-- INPUT DATA start --

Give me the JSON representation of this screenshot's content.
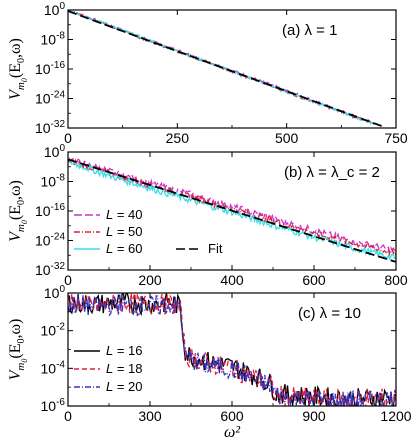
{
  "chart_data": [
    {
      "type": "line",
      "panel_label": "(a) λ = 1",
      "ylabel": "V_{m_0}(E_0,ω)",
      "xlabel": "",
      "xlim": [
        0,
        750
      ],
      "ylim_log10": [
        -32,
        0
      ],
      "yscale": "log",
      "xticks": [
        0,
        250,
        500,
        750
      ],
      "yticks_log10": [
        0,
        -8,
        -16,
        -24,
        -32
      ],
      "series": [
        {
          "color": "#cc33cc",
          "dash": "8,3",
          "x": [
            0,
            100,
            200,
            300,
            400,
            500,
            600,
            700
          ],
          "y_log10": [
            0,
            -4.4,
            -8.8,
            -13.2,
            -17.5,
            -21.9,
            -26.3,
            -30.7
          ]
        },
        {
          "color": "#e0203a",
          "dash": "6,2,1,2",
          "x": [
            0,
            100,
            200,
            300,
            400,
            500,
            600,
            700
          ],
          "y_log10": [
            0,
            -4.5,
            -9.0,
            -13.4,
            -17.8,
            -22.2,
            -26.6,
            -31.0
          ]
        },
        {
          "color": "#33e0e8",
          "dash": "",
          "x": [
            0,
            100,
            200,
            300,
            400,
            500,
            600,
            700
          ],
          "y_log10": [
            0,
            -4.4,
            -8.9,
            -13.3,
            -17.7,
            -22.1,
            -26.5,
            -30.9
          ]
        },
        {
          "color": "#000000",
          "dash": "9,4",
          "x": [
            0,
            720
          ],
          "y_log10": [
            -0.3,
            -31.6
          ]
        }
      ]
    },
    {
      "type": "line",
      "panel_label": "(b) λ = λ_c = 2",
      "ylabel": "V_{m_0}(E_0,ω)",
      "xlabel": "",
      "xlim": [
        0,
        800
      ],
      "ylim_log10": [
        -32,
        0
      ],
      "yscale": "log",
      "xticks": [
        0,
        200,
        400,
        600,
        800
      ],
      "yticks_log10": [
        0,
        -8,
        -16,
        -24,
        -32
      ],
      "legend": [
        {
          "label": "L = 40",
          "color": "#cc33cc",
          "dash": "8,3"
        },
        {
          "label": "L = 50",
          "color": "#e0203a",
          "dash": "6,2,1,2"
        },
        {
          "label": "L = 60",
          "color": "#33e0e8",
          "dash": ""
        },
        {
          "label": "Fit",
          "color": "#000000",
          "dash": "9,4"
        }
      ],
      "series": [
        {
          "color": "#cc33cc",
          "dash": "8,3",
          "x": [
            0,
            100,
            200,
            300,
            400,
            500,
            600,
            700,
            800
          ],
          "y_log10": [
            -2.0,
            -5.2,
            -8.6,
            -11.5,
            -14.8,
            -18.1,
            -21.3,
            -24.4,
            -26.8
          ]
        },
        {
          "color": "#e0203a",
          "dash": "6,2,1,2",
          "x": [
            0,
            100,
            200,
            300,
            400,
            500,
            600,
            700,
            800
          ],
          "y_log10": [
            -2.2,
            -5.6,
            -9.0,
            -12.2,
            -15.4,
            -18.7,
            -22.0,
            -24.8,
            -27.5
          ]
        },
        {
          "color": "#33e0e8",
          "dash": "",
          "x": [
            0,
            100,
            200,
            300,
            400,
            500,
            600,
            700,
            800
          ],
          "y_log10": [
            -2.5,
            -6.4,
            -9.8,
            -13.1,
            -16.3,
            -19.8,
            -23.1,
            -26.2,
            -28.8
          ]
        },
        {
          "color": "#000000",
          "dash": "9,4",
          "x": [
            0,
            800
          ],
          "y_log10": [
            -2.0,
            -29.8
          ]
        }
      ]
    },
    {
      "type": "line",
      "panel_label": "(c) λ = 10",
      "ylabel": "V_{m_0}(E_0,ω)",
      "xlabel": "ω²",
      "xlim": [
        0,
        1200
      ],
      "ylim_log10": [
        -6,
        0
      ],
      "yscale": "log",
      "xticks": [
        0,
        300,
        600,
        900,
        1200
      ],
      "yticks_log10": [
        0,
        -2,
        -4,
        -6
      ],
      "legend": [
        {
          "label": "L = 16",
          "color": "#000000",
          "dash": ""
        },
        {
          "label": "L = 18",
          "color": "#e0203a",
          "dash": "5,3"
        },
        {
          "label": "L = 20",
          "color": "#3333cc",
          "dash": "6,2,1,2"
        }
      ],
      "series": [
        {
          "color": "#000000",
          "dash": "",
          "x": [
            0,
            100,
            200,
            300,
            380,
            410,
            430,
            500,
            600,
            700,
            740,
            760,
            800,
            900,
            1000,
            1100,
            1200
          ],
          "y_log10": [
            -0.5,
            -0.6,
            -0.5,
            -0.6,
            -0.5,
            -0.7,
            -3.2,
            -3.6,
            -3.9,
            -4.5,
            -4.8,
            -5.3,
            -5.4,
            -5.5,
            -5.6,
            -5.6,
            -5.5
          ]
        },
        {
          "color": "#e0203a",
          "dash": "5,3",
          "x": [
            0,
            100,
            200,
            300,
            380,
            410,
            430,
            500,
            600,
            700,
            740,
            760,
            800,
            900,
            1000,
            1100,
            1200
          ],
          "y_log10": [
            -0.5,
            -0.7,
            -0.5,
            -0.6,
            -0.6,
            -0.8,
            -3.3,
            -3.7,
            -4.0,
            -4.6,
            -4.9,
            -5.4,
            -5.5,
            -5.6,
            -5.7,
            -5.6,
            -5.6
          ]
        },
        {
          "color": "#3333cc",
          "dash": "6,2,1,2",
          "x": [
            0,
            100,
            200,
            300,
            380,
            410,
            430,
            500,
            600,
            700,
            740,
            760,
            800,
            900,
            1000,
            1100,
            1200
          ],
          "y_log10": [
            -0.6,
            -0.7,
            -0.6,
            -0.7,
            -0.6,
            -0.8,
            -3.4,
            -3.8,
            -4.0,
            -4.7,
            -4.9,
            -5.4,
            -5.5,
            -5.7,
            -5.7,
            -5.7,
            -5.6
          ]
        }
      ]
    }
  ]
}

-- INPUT DATA end --
-- INPUT DATA start --

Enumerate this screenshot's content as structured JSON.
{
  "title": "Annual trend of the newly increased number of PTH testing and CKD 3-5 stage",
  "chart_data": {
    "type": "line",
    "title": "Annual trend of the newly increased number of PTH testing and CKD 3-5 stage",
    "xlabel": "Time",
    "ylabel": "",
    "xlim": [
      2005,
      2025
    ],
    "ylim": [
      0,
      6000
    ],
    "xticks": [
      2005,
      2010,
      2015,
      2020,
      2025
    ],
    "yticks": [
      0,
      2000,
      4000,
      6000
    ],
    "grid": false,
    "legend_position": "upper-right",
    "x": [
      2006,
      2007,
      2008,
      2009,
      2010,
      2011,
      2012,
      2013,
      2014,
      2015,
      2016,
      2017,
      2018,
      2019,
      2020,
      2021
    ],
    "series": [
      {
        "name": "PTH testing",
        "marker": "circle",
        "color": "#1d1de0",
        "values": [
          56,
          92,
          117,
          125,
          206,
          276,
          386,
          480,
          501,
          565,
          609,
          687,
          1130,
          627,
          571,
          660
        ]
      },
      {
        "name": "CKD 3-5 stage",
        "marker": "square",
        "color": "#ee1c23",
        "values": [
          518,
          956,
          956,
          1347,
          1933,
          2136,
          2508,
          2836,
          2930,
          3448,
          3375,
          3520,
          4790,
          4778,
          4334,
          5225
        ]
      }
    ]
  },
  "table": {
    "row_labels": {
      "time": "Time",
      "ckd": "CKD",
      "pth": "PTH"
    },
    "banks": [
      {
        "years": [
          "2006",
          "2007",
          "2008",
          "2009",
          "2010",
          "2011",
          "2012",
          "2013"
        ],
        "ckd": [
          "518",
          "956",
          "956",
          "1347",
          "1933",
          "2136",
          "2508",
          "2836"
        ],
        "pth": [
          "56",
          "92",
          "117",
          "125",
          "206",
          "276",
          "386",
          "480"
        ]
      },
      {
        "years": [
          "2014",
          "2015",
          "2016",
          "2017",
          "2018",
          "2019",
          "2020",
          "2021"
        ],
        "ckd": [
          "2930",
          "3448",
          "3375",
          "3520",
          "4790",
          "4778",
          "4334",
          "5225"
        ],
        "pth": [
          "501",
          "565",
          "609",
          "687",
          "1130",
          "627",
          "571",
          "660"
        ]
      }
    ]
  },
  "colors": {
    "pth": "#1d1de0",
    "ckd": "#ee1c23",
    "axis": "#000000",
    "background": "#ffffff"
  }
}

-- INPUT DATA end --

**PROBLEM TO SOLVE**:
Answer only with how many lines in the records include "this".

**CORRECT RESULT**:
2